• _Task requirements_: Every line of the entries that holds the word "type" is to be copied.

Collected data entries:
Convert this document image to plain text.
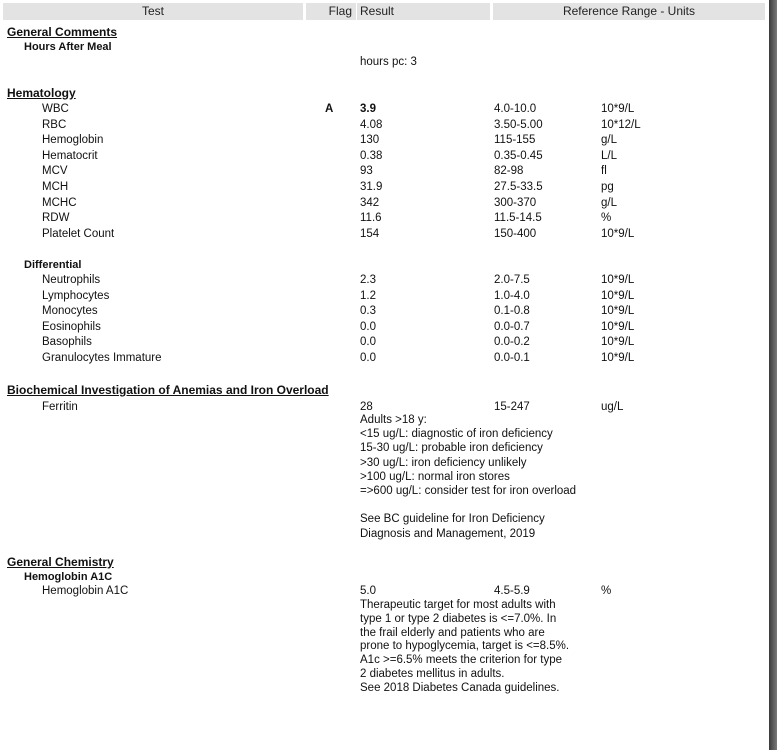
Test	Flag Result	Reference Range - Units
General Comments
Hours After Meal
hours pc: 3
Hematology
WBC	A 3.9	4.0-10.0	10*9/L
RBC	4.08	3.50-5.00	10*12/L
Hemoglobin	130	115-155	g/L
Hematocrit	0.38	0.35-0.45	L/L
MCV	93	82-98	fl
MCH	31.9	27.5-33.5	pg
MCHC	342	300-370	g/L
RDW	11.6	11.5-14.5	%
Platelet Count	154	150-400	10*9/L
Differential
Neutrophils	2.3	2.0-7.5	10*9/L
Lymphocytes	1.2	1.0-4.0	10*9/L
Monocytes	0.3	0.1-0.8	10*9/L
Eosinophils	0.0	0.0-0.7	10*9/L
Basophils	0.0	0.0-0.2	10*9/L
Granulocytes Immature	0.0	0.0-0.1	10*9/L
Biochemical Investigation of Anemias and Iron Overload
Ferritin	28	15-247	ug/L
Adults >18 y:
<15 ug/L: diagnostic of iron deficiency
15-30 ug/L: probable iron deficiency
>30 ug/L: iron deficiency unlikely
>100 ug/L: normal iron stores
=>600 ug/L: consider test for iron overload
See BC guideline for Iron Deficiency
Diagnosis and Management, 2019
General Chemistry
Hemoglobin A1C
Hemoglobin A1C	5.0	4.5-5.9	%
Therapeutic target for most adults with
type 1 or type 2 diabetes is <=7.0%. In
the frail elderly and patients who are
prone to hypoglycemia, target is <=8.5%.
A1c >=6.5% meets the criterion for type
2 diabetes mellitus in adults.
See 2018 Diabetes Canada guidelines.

• _Answer section_:
type 1 or type 2 diabetes is <=7.0%. In
A1c >=6.5% meets the criterion for type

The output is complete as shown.